-- Data extracted from a collection --
## Start

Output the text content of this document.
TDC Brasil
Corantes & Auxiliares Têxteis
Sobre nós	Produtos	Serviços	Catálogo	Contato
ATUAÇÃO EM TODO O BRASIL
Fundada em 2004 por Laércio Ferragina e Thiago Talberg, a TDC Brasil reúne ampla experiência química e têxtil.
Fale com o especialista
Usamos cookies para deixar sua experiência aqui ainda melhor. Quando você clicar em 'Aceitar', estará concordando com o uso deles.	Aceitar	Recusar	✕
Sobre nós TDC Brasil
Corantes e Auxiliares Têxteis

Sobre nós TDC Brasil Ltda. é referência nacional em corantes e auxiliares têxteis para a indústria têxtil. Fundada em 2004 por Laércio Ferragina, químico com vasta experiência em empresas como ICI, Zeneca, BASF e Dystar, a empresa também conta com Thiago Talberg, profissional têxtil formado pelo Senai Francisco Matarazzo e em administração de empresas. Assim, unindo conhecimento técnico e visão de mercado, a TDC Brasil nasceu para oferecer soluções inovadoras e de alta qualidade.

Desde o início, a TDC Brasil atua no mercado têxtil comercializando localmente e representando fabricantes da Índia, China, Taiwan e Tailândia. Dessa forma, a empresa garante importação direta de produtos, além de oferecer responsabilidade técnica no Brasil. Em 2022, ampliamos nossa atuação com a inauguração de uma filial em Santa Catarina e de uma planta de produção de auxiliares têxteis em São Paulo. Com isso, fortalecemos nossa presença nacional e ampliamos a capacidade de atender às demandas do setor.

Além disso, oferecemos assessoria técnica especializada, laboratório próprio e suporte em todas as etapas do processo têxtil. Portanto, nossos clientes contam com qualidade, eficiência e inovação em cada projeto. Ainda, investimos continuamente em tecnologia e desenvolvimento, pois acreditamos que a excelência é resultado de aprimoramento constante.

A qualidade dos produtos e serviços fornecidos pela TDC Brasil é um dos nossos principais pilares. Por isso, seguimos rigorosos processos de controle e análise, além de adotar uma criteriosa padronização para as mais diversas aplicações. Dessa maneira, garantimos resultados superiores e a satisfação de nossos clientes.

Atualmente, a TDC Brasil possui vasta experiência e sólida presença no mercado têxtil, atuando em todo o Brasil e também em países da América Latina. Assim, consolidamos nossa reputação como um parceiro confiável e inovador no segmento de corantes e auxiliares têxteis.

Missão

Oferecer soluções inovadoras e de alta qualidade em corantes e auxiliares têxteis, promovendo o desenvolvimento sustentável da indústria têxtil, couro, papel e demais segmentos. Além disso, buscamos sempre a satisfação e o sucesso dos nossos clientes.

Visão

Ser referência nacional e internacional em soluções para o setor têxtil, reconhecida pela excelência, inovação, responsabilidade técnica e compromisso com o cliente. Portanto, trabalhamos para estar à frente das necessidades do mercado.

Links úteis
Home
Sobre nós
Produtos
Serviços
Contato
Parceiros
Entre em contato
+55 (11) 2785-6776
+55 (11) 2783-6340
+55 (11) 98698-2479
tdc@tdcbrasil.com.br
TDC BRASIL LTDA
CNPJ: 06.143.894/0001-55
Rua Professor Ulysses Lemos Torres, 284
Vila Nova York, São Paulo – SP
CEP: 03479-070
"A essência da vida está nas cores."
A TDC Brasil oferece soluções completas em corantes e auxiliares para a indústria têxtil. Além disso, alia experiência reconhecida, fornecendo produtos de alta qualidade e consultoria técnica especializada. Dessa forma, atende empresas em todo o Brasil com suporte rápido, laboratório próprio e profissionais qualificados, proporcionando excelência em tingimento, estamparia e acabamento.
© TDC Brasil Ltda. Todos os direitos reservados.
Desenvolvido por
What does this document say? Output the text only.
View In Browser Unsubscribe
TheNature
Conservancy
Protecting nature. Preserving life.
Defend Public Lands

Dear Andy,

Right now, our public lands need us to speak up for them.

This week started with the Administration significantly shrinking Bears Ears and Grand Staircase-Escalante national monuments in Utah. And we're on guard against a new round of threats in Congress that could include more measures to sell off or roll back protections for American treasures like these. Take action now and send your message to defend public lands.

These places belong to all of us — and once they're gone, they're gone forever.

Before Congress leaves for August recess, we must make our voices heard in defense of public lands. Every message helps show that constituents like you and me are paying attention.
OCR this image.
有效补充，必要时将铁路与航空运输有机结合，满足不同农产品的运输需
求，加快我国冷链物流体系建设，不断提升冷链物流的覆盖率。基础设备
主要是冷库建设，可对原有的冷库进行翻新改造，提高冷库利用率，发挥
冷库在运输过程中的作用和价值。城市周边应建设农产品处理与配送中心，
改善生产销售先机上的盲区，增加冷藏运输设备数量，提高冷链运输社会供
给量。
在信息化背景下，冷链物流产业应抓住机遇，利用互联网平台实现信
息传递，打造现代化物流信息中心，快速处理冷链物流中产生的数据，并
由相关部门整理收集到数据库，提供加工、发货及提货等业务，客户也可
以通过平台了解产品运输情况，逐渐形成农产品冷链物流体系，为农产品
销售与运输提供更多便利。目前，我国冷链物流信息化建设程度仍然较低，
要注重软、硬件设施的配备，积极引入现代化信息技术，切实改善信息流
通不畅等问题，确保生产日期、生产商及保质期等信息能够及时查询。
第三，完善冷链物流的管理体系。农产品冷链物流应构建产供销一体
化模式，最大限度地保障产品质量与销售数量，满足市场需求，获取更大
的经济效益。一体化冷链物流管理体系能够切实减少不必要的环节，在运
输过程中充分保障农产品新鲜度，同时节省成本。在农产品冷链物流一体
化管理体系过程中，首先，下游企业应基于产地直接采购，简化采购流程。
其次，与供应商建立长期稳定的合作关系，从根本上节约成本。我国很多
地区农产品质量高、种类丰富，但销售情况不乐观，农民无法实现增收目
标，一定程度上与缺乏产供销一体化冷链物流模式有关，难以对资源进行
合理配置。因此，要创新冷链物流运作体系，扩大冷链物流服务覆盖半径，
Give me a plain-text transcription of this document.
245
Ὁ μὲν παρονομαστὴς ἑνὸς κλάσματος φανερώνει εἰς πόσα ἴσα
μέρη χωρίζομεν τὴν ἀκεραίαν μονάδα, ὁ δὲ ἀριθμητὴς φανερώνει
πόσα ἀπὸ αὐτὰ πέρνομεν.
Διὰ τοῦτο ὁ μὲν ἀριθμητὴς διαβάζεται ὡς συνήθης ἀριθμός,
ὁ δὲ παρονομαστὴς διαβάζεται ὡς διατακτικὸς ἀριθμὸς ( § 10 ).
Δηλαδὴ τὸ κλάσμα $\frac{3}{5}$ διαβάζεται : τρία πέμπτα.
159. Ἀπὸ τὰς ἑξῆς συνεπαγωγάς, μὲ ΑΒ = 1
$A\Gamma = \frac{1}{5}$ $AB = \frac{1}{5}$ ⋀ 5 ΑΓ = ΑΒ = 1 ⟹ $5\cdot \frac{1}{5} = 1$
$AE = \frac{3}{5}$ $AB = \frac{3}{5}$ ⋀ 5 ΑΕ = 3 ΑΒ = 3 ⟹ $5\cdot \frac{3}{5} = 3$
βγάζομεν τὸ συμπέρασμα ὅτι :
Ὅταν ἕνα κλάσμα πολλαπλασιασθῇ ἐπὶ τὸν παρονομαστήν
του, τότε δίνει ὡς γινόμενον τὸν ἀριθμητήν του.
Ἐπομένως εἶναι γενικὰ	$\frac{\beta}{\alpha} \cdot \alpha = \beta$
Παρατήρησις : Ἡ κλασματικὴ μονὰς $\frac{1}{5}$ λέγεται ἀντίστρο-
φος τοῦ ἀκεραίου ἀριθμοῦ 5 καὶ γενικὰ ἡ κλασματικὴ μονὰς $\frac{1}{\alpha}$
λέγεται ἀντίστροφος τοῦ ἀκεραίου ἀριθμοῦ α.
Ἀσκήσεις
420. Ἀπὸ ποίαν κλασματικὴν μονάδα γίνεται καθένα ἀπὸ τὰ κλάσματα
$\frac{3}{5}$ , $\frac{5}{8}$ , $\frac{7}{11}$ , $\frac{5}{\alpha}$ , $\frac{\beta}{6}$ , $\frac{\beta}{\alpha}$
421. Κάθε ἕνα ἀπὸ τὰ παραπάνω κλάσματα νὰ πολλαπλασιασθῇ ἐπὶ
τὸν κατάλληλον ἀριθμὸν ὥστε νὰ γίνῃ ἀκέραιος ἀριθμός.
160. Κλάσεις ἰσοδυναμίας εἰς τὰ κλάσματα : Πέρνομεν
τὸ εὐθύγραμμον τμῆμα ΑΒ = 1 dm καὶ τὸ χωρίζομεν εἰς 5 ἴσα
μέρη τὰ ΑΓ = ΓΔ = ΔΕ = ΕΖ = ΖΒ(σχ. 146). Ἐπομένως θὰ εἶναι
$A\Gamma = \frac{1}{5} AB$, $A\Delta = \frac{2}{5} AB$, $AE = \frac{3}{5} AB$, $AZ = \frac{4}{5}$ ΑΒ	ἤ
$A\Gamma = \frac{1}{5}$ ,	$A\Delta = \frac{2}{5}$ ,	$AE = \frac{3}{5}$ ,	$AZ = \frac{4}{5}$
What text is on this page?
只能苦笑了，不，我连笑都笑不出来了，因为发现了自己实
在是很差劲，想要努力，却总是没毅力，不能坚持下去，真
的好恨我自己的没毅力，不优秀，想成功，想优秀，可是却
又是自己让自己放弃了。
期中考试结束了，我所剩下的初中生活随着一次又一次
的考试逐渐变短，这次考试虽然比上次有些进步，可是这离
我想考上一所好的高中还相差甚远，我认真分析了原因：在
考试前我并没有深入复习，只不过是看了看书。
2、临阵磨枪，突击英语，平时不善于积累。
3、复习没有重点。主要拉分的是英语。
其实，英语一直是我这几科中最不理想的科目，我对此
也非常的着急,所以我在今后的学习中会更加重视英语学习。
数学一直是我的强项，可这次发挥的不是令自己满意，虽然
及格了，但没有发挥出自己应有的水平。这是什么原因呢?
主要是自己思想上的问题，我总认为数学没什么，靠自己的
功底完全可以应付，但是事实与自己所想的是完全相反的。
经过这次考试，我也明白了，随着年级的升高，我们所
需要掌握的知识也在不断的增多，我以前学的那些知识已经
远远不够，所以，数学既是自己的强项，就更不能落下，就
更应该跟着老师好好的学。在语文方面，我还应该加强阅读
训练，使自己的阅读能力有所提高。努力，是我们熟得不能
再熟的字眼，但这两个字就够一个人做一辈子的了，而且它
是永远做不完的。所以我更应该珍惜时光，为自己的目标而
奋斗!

## End

-- SET EXERCISE --
Write out each line of the data that holds the string "Ferragina".

-- THE SOLUTION --
Fundada em 2004 por Laércio Ferragina e Thiago Talberg, a TDC Brasil reúne ampla experiência química e têxtil.
Sobre nós TDC Brasil Ltda. é referência nacional em corantes e auxiliares têxteis para a indústria têxtil. Fundada em 2004 por Laércio Ferragina, químico com vasta experiência em empresas como ICI, Zeneca, BASF e Dystar, a empresa também conta com Thiago Talberg, profissional têxtil formado pelo Senai Francisco Matarazzo e em administração de empresas. Assim, unindo conhecimento técnico e visão de mercado, a TDC Brasil nasceu para oferecer soluções inovadoras e de alta qualidade.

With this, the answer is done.